(Excerpts from a figure dataset)

<<<<

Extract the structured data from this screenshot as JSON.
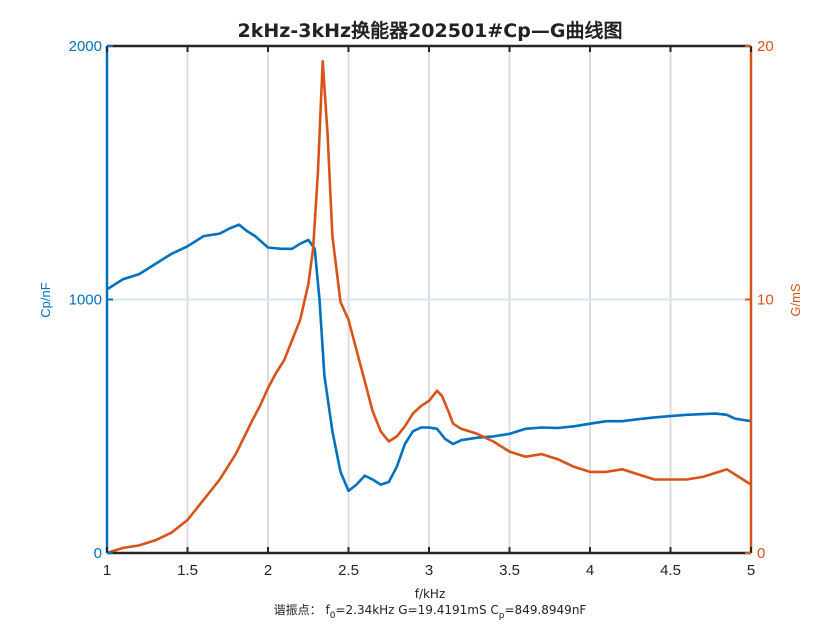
{
  "chart_data": {
    "type": "line",
    "title": "2kHz-3kHz换能器202501#Cp—G曲线图",
    "xlabel": "f/kHz",
    "ylabel_left": "Cp/nF",
    "ylabel_right": "G/mS",
    "xlim": [
      1,
      5
    ],
    "ylim_left": [
      0,
      2000
    ],
    "ylim_right": [
      0,
      20
    ],
    "xticks": [
      "1",
      "1.5",
      "2",
      "2.5",
      "3",
      "3.5",
      "4",
      "4.5",
      "5"
    ],
    "yticks_left": [
      "0",
      "1000",
      "2000"
    ],
    "yticks_right": [
      "0",
      "10",
      "20"
    ],
    "grid": {
      "x": true,
      "y": true
    },
    "annotation": {
      "label": "谐振点：",
      "f0": "f0=2.34kHz",
      "G": "G=19.4191mS",
      "Cp": "Cp=849.8949nF",
      "text": "谐振点：f0=2.34kHz   G=19.4191mS   Cp=849.8949nF"
    },
    "series": [
      {
        "name": "Cp",
        "axis": "left",
        "color": "#0072BD",
        "x": [
          1.0,
          1.1,
          1.2,
          1.3,
          1.4,
          1.5,
          1.6,
          1.7,
          1.76,
          1.82,
          1.87,
          1.92,
          2.0,
          2.08,
          2.15,
          2.2,
          2.25,
          2.29,
          2.32,
          2.35,
          2.4,
          2.45,
          2.5,
          2.55,
          2.6,
          2.65,
          2.7,
          2.75,
          2.8,
          2.85,
          2.9,
          2.95,
          3.0,
          3.05,
          3.1,
          3.15,
          3.2,
          3.3,
          3.4,
          3.5,
          3.6,
          3.7,
          3.8,
          3.9,
          4.0,
          4.1,
          4.2,
          4.3,
          4.4,
          4.5,
          4.6,
          4.7,
          4.78,
          4.85,
          4.9,
          5.0
        ],
        "values": [
          1040,
          1080,
          1100,
          1140,
          1180,
          1210,
          1250,
          1260,
          1280,
          1295,
          1270,
          1250,
          1205,
          1200,
          1200,
          1220,
          1235,
          1200,
          1000,
          700,
          480,
          320,
          245,
          270,
          305,
          290,
          270,
          280,
          340,
          430,
          480,
          495,
          495,
          490,
          450,
          430,
          445,
          455,
          460,
          470,
          490,
          495,
          493,
          500,
          510,
          520,
          520,
          528,
          535,
          540,
          545,
          548,
          550,
          545,
          530,
          520
        ]
      },
      {
        "name": "G",
        "axis": "right",
        "color": "#D95319",
        "x": [
          1.0,
          1.1,
          1.2,
          1.3,
          1.4,
          1.5,
          1.6,
          1.7,
          1.8,
          1.9,
          1.95,
          2.0,
          2.05,
          2.1,
          2.15,
          2.2,
          2.25,
          2.28,
          2.31,
          2.34,
          2.37,
          2.4,
          2.45,
          2.5,
          2.55,
          2.6,
          2.65,
          2.7,
          2.75,
          2.8,
          2.85,
          2.9,
          2.95,
          3.0,
          3.05,
          3.08,
          3.12,
          3.15,
          3.2,
          3.3,
          3.4,
          3.5,
          3.6,
          3.7,
          3.8,
          3.9,
          4.0,
          4.1,
          4.2,
          4.3,
          4.4,
          4.5,
          4.6,
          4.7,
          4.8,
          4.85,
          4.9,
          5.0
        ],
        "values": [
          0.0,
          0.2,
          0.3,
          0.5,
          0.8,
          1.3,
          2.1,
          2.9,
          3.9,
          5.2,
          5.8,
          6.5,
          7.1,
          7.6,
          8.4,
          9.2,
          10.6,
          12.0,
          15.0,
          19.4,
          16.5,
          12.5,
          9.9,
          9.2,
          8.0,
          6.8,
          5.6,
          4.8,
          4.4,
          4.6,
          5.0,
          5.5,
          5.8,
          6.0,
          6.4,
          6.2,
          5.6,
          5.1,
          4.9,
          4.7,
          4.4,
          4.0,
          3.8,
          3.9,
          3.7,
          3.4,
          3.2,
          3.2,
          3.3,
          3.1,
          2.9,
          2.9,
          2.9,
          3.0,
          3.2,
          3.3,
          3.1,
          2.7
        ]
      }
    ]
  }
}
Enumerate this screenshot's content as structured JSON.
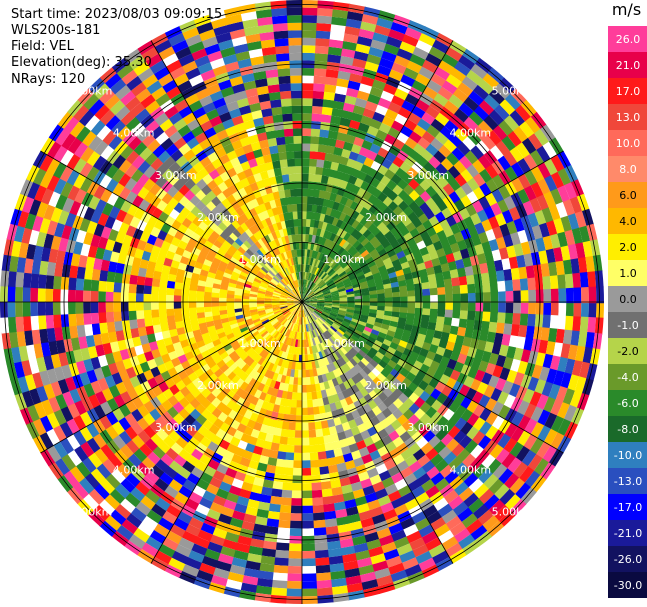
{
  "header": {
    "start_time": "Start time: 2023/08/03 09:09:15",
    "instrument": "WLS200s-181",
    "field": "Field: VEL",
    "elevation": "Elevation(deg): 35.30",
    "nrays": "NRays: 120"
  },
  "colorbar": {
    "unit": "m/s",
    "labels": [
      "26.0",
      "21.0",
      "17.0",
      "13.0",
      "10.0",
      "8.0",
      "6.0",
      "4.0",
      "2.0",
      "1.0",
      "0.0",
      "-1.0",
      "-2.0",
      "-4.0",
      "-6.0",
      "-8.0",
      "-10.0",
      "-13.0",
      "-17.0",
      "-21.0",
      "-26.0",
      "-30.0"
    ],
    "colors": [
      "#ff3d9a",
      "#e8004a",
      "#ff1a1a",
      "#f0473a",
      "#ff6a5a",
      "#ff8a6a",
      "#ff9a1a",
      "#ffb800",
      "#ffee00",
      "#ffff66",
      "#9a9a9a",
      "#707070",
      "#b5d44a",
      "#6a9a2a",
      "#2a8a2a",
      "#1a6a2a",
      "#2f7fbf",
      "#2a4fbf",
      "#0000ff",
      "#1a1a9a",
      "#121260",
      "#0a0a40"
    ]
  },
  "range_rings": {
    "labels": [
      "1.00km",
      "2.00km",
      "3.00km",
      "4.00km",
      "5.00km"
    ]
  },
  "palettes": {
    "near_left": [
      "#ffee00",
      "#ffb800",
      "#ff9a1a",
      "#ffee00",
      "#ffff66"
    ],
    "near_right": [
      "#2a8a2a",
      "#6a9a2a",
      "#1a6a2a",
      "#b5d44a",
      "#2a8a2a"
    ],
    "transition": [
      "#9a9a9a",
      "#707070",
      "#b5d44a",
      "#ffff66"
    ],
    "noise": [
      "#ff3d9a",
      "#e8004a",
      "#ff1a1a",
      "#ffb800",
      "#ffee00",
      "#2a8a2a",
      "#6a9a2a",
      "#0000ff",
      "#1a1a9a",
      "#2a4fbf",
      "#9a9a9a",
      "#ff9a1a",
      "#ffffff",
      "#b5d44a",
      "#f0473a",
      "#ff6a5a",
      "#121260",
      "#2f7fbf"
    ]
  }
}
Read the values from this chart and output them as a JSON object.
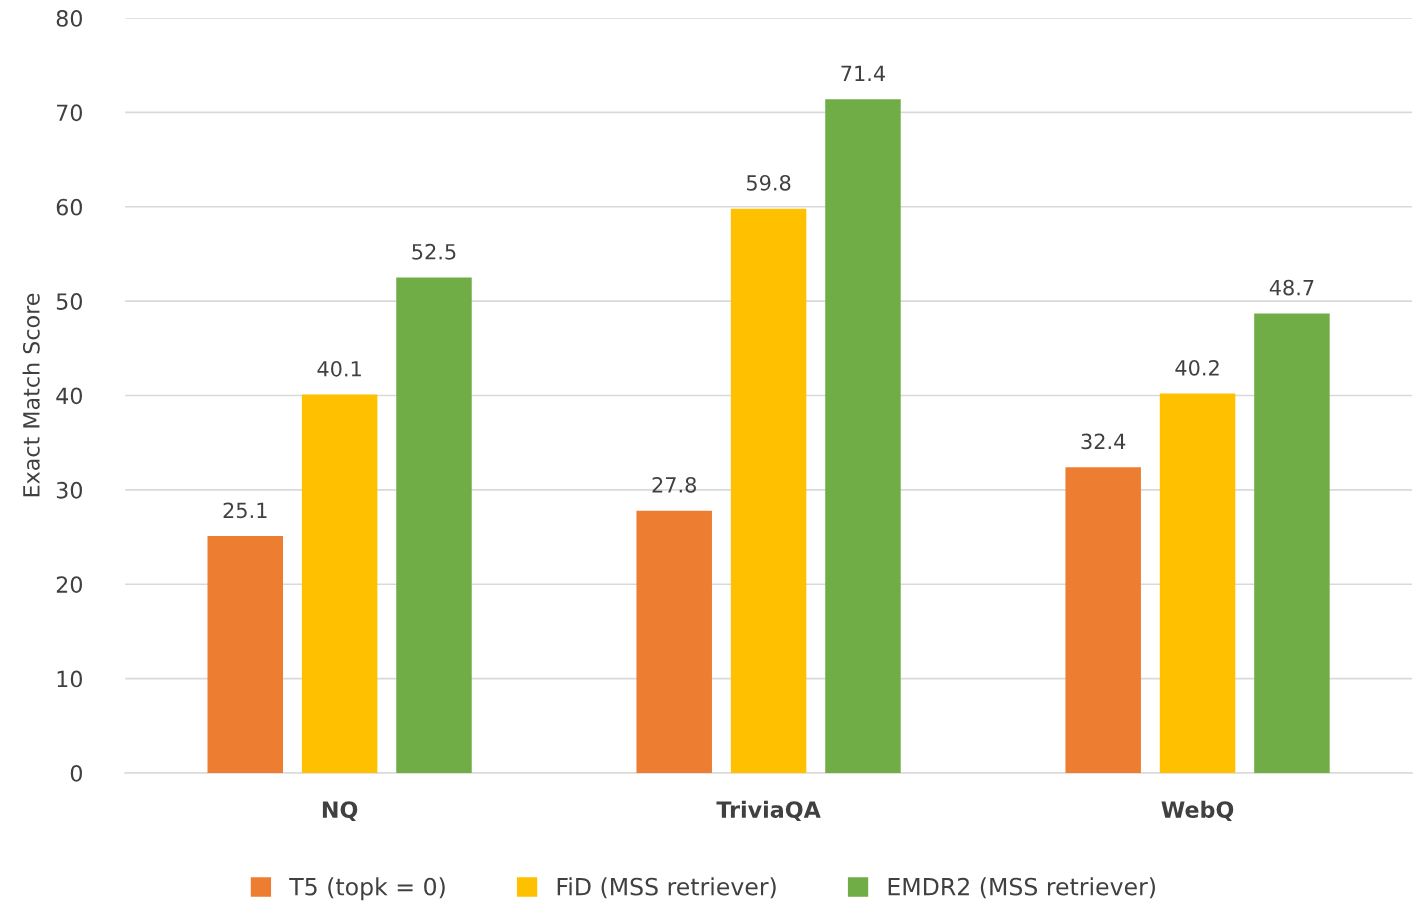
{
  "chart_data": {
    "type": "bar",
    "ylabel": "Exact Match Score",
    "categories": [
      "NQ",
      "TriviaQA",
      "WebQ"
    ],
    "series": [
      {
        "name": "T5 (topk = 0)",
        "color": "#ed7d31",
        "values": [
          25.1,
          27.8,
          32.4
        ]
      },
      {
        "name": "FiD (MSS retriever)",
        "color": "#ffc000",
        "values": [
          40.1,
          59.8,
          40.2
        ]
      },
      {
        "name": "EMDR2 (MSS retriever)",
        "color": "#70ad47",
        "values": [
          52.5,
          71.4,
          48.7
        ]
      }
    ],
    "ylim": [
      0,
      80
    ],
    "yticks": [
      0,
      10,
      20,
      30,
      40,
      50,
      60,
      70,
      80
    ],
    "grid": "y",
    "legend": "bottom",
    "data_labels": true
  }
}
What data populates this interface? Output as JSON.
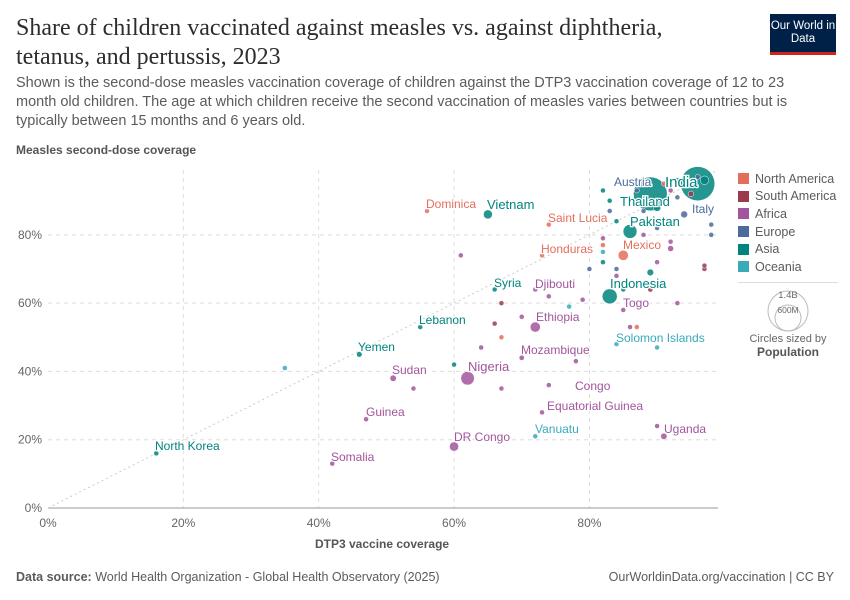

>>>>

▶ [Brief]: Copy every line of the listing containing the string "structured".

▶ [Task result]:
Extract the structured data from this screenshot as JSON.
Enumerate this screenshot's content as structured JSON.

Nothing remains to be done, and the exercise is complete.